Collect every line that includes the string "screenshot".
[start Records for this exercise]
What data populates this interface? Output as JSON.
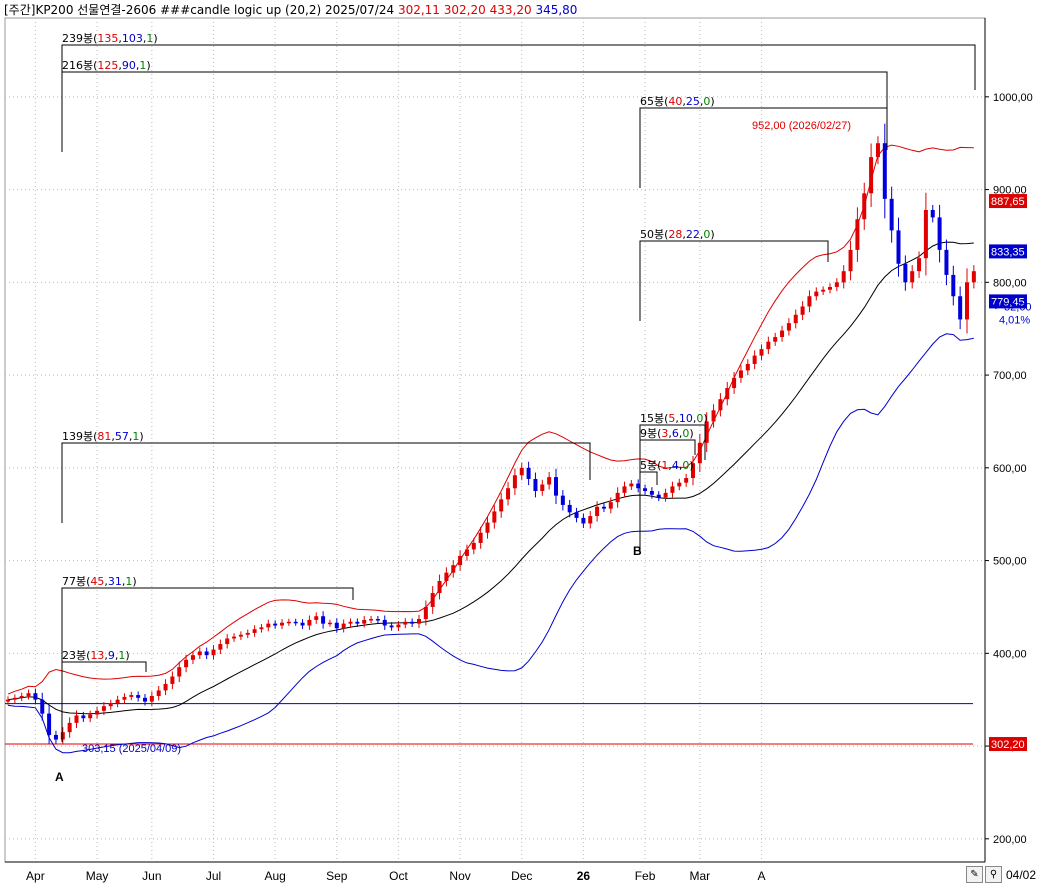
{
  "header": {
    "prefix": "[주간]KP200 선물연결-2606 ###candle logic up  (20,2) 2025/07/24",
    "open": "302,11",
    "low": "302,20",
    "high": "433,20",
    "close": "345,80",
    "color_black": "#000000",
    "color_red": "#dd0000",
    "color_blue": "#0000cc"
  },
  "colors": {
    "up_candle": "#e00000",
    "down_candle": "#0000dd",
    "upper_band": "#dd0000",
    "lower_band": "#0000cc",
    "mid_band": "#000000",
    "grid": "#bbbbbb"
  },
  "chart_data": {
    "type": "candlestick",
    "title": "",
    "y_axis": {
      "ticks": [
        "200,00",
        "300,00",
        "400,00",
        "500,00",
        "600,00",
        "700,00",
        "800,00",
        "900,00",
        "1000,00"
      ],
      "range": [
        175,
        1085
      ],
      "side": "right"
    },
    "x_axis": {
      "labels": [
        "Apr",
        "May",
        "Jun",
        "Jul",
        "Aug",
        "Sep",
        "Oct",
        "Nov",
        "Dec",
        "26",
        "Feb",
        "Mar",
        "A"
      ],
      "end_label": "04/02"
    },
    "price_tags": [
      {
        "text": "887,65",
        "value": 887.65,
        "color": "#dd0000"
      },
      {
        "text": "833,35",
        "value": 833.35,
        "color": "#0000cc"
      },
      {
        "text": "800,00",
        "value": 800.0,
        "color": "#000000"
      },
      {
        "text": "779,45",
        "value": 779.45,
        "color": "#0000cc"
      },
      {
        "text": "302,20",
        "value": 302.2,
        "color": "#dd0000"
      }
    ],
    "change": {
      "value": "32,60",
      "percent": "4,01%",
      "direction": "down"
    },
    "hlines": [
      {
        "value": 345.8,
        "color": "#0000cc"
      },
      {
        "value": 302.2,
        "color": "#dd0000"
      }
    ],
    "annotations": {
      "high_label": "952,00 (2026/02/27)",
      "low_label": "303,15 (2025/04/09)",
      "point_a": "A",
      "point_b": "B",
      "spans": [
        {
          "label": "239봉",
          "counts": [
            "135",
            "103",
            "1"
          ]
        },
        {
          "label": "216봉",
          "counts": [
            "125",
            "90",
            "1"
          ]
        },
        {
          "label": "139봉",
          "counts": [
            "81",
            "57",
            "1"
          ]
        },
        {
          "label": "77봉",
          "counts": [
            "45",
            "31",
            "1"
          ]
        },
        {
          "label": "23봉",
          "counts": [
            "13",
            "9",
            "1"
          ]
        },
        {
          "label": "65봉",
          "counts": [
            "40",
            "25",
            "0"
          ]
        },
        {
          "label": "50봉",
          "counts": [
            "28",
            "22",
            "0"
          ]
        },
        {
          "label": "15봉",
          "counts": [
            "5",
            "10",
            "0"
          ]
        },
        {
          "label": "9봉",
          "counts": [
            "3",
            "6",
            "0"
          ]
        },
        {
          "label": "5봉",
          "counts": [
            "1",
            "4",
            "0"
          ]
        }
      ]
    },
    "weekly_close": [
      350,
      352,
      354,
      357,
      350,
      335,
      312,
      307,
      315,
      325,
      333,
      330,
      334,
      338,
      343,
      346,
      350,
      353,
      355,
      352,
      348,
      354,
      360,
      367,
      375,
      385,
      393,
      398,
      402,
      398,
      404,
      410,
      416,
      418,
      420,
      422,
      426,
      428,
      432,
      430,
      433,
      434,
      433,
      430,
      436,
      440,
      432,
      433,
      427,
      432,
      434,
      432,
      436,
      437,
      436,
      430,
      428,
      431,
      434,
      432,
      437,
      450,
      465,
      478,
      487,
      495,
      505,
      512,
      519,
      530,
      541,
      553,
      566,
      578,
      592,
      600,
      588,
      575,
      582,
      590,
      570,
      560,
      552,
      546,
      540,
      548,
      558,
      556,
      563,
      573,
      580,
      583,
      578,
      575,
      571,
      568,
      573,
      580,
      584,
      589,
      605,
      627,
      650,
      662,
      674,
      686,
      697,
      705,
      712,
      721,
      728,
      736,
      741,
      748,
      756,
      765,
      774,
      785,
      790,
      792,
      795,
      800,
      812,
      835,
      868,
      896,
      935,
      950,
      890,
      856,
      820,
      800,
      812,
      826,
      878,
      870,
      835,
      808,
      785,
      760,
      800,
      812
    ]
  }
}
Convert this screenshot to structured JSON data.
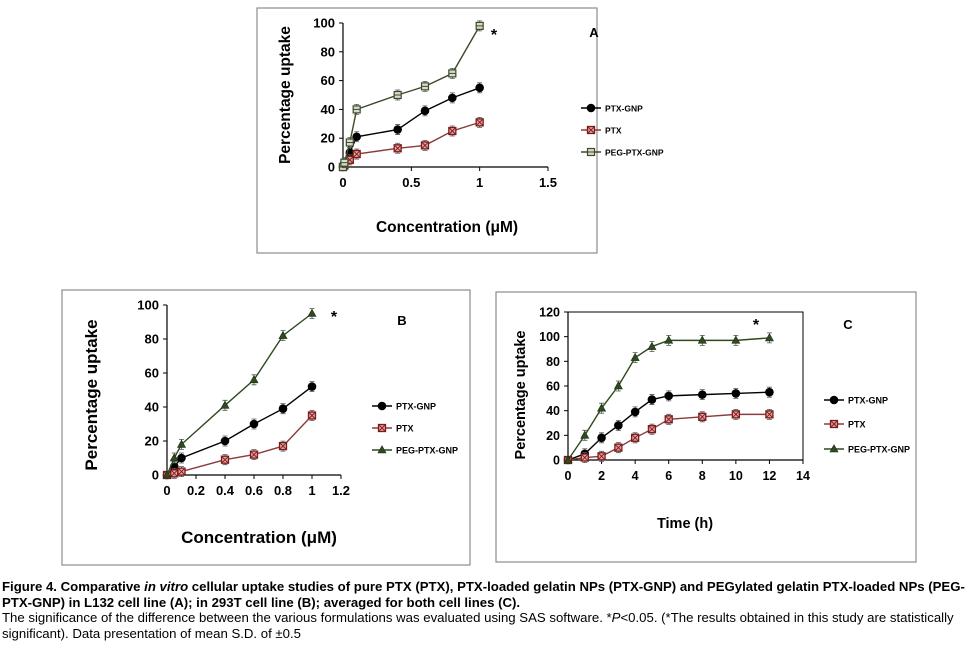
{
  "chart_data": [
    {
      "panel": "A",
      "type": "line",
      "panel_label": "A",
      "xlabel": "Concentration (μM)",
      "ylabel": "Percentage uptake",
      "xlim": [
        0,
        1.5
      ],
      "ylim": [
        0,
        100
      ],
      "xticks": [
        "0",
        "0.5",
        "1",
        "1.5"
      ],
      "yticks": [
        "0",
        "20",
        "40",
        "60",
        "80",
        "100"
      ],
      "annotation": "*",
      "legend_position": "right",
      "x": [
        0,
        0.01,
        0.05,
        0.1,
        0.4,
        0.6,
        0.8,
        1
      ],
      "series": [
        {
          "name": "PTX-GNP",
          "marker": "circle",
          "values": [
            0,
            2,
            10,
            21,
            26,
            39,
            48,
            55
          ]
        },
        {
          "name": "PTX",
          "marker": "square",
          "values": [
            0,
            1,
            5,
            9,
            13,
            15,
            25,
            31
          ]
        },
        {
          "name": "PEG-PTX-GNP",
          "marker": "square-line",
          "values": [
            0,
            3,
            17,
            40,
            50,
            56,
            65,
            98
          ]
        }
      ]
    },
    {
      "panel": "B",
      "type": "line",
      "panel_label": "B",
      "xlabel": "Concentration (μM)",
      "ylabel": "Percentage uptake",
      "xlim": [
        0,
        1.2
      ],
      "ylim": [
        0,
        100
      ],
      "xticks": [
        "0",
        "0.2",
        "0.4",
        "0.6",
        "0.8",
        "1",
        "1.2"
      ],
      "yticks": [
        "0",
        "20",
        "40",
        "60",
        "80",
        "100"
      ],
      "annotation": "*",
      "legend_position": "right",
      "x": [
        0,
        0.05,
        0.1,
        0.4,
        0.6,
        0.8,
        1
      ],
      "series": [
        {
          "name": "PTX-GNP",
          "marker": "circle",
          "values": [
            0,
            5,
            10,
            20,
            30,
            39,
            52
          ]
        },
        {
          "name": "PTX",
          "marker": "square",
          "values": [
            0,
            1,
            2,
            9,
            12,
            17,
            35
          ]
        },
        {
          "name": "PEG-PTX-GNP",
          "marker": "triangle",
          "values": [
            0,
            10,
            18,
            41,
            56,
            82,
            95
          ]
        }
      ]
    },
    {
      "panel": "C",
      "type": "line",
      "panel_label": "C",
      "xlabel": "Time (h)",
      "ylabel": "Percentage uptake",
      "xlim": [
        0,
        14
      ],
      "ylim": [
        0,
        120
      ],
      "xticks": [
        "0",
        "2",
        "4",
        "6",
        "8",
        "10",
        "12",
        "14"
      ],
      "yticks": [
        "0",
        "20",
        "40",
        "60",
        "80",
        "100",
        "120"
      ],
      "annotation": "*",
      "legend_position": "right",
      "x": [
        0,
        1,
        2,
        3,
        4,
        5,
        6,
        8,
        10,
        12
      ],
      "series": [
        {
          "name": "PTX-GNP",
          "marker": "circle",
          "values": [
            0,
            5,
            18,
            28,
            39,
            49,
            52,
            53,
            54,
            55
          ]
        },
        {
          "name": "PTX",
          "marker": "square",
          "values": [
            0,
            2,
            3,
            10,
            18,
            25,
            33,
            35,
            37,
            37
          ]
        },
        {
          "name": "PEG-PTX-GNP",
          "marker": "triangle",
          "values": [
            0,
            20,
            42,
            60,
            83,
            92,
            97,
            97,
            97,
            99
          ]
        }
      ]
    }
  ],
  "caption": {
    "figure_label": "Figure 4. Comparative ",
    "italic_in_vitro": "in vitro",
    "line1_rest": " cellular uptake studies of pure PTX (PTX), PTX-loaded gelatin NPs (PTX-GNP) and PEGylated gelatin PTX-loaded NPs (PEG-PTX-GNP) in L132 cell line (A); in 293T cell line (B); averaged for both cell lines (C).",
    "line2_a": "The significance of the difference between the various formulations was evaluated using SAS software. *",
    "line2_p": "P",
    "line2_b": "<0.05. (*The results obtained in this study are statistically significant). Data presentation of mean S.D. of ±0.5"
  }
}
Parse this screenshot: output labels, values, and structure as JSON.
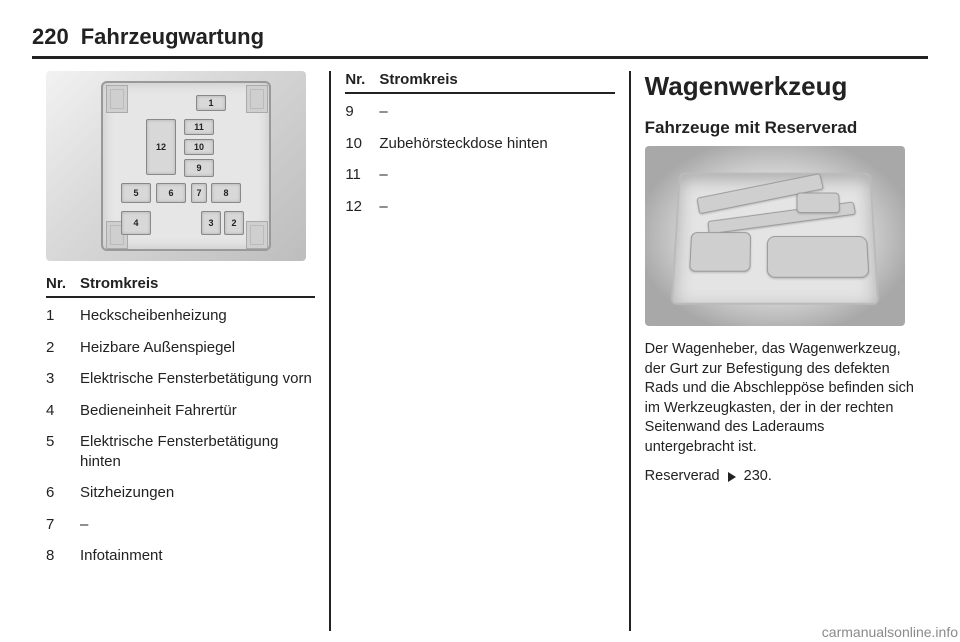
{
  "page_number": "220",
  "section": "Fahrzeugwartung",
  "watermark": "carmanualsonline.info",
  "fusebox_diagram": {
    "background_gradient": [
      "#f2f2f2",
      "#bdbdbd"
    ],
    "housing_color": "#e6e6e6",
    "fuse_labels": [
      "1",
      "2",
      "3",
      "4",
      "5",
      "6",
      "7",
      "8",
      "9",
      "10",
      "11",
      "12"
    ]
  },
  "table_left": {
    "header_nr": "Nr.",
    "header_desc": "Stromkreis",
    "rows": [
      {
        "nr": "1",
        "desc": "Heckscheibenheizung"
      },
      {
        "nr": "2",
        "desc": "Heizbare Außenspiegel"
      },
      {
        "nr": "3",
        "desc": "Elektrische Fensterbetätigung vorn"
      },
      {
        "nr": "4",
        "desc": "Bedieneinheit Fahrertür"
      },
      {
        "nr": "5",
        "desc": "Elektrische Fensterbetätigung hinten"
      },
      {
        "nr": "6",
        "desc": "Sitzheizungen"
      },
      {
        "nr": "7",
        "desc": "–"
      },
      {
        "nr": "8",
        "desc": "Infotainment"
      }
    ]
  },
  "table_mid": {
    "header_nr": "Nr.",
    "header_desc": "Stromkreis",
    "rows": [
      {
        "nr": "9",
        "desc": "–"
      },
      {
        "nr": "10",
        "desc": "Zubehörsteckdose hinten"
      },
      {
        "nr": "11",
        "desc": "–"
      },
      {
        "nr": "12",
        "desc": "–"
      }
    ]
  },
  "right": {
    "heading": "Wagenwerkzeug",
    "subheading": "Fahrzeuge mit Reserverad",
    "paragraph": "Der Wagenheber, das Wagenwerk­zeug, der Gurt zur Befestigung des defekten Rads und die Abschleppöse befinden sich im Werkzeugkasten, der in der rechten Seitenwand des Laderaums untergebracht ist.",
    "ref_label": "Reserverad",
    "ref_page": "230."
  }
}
[end Records for this exercise]
Written response
Convert this screenshot to structured JSON data.
Parse this screenshot: output labels, values, and structure as JSON.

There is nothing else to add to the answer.